DATA LISTING Block Start

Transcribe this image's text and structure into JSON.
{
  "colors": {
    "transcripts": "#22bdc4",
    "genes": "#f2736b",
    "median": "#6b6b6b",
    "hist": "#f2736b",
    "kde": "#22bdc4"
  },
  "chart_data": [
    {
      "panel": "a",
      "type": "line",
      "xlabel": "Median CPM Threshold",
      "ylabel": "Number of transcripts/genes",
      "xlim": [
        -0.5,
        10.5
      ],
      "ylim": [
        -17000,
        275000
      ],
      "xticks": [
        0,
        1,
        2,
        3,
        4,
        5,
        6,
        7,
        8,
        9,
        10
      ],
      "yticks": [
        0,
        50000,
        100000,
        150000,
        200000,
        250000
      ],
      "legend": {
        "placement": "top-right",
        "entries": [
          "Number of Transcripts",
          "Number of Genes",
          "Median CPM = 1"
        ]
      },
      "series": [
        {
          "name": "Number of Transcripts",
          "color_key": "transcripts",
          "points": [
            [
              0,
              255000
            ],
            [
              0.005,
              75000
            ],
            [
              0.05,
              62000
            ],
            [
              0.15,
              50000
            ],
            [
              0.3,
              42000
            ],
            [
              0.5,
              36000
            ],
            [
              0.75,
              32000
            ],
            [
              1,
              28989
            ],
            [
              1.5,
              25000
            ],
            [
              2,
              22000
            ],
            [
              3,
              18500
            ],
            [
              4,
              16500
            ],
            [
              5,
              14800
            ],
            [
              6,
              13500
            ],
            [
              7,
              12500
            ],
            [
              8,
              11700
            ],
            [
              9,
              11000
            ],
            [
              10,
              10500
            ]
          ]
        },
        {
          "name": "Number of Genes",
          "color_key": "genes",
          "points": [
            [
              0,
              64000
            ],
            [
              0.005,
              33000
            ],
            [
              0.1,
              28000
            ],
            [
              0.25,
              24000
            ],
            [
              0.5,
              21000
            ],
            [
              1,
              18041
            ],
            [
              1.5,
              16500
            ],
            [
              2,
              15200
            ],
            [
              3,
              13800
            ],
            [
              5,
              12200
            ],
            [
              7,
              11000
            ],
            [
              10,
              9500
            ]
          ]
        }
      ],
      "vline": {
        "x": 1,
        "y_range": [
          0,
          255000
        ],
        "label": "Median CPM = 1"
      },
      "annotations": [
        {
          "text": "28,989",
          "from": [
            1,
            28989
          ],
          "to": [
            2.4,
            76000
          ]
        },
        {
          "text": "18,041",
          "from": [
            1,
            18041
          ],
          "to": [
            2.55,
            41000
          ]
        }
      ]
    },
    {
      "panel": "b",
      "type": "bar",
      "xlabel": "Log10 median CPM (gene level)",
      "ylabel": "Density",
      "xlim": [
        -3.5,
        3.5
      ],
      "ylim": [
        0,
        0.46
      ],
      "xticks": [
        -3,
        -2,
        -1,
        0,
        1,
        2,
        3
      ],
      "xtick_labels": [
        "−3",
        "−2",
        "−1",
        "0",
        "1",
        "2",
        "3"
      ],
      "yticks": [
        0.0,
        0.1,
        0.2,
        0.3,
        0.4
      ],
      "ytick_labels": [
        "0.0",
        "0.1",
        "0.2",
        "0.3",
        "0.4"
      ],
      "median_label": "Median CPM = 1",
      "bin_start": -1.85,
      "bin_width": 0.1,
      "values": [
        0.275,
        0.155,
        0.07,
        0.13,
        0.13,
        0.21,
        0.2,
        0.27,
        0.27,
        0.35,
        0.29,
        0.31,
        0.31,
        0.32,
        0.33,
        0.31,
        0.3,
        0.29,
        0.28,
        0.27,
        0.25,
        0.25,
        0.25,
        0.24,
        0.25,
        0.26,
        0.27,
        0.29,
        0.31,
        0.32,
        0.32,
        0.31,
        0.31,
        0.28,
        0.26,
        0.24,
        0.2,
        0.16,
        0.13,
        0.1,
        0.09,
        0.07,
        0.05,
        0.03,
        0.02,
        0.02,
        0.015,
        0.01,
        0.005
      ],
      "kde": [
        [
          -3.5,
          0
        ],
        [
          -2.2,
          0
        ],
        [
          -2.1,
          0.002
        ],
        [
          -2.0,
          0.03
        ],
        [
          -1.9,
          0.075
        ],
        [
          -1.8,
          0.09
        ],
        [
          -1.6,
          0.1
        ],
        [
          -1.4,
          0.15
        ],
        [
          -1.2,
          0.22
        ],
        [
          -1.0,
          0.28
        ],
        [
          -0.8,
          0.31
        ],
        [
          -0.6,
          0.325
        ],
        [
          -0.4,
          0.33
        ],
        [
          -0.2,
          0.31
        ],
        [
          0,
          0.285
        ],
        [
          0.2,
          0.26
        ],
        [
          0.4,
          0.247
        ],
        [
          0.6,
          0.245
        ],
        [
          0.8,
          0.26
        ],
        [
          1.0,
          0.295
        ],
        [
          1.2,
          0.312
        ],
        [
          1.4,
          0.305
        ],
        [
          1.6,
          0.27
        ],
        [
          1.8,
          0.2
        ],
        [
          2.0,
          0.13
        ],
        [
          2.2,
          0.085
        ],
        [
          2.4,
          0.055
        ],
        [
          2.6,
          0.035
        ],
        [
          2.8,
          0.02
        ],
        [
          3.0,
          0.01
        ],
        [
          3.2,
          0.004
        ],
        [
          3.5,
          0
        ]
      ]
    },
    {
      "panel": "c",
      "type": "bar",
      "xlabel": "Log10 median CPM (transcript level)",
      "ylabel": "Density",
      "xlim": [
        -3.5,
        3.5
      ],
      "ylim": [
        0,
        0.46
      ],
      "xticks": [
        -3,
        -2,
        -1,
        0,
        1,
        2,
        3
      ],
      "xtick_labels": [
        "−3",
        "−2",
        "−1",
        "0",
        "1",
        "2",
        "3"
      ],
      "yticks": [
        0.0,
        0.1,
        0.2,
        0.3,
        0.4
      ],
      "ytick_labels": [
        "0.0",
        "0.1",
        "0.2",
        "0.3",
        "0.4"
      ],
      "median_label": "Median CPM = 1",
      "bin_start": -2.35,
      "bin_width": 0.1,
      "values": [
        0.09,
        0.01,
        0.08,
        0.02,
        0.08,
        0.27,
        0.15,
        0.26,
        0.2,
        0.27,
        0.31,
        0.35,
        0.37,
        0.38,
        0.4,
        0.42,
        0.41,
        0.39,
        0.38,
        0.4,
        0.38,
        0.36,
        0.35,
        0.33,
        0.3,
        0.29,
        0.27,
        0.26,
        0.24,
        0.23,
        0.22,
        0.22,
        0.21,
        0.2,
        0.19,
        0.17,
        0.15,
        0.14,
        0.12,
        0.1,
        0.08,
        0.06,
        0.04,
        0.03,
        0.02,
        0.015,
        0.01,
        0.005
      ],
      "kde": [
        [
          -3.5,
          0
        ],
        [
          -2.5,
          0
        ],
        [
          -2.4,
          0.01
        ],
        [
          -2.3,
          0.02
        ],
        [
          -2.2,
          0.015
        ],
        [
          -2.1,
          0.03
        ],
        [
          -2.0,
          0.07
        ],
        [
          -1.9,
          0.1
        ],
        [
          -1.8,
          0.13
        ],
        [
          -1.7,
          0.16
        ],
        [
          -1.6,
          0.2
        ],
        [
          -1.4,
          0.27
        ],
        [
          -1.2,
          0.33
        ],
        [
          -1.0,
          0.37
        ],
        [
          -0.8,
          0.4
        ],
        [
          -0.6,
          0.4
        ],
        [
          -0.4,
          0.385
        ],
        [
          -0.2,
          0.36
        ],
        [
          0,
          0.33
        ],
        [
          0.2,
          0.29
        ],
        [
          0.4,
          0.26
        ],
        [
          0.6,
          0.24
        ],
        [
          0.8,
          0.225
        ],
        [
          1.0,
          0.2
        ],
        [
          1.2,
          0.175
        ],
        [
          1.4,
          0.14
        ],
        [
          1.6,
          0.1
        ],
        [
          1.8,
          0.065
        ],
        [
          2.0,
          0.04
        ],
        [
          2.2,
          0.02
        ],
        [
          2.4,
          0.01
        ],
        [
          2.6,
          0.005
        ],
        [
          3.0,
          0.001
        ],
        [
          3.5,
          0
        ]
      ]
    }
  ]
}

DATA LISTING Block End

__ACTIVITY__.
Find every line in the records that contains the word "name"; copy those lines.

__ANSWER__.
          "name": "Number of Transcripts",
          "name": "Number of Genes",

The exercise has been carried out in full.